_What to do:_
For every line in the records that has the word "agua", make a copy.

Dataset items
----
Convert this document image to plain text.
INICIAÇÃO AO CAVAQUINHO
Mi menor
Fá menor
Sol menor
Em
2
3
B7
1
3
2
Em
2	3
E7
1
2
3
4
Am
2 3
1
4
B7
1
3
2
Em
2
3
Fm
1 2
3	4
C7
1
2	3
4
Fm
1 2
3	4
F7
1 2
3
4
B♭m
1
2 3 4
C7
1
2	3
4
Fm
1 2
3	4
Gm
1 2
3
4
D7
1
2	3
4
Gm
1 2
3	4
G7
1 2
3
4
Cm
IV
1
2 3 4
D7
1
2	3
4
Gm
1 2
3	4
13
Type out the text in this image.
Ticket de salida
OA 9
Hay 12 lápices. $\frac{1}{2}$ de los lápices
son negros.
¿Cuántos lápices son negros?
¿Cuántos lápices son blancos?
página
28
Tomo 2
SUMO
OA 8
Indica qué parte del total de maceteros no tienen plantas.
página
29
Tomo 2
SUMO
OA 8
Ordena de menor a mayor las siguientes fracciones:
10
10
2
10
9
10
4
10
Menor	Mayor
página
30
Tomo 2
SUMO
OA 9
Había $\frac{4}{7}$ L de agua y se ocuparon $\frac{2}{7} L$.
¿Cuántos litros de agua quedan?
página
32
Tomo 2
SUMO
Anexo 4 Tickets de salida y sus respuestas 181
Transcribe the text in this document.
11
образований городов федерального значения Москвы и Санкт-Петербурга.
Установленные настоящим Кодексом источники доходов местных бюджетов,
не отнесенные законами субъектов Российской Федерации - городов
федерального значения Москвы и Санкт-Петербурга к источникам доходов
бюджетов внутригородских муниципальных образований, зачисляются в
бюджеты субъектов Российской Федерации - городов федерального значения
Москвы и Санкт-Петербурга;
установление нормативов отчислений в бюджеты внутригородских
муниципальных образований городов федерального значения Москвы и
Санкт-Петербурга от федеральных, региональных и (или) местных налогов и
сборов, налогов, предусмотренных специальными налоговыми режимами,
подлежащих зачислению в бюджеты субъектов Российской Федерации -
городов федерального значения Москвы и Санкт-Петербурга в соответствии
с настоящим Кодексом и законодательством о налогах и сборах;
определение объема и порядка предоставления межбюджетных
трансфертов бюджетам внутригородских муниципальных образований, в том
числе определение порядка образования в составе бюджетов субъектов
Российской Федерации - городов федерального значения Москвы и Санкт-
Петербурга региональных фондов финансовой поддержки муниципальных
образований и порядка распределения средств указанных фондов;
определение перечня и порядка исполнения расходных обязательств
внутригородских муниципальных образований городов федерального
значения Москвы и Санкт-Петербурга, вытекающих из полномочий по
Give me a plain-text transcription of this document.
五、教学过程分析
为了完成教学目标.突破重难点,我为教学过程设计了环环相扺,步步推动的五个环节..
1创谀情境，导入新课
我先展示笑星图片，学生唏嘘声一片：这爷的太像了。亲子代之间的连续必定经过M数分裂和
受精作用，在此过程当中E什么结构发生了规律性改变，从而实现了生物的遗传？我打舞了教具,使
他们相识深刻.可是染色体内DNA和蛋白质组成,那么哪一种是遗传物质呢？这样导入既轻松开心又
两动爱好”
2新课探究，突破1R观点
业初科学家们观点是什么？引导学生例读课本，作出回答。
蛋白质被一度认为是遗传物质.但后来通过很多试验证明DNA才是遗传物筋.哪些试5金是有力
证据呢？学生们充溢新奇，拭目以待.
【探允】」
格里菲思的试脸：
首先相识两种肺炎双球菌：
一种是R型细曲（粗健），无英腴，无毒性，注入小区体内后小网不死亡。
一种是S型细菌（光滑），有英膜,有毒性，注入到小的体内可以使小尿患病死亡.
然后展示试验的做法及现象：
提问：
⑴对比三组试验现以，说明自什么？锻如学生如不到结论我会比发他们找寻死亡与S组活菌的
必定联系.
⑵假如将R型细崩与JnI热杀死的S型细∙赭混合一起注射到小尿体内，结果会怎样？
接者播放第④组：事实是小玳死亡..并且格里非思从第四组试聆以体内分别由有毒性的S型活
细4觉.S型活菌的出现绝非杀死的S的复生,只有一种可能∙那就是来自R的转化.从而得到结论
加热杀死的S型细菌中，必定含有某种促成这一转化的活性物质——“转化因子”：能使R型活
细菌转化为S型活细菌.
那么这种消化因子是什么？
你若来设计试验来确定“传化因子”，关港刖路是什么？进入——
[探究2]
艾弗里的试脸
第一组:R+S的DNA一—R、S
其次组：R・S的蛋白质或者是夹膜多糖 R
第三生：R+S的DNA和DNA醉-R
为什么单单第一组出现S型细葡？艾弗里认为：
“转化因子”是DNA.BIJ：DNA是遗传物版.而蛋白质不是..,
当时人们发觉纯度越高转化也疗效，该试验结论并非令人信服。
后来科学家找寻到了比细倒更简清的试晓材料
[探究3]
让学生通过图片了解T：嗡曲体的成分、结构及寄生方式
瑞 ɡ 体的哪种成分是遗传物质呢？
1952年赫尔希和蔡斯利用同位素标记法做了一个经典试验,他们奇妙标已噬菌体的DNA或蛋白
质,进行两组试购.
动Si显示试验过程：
----
_Solution for this exercise:_
Había $\frac{4}{7}$ L de agua y se ocuparon $\frac{2}{7} L$.
¿Cuántos litros de agua quedan?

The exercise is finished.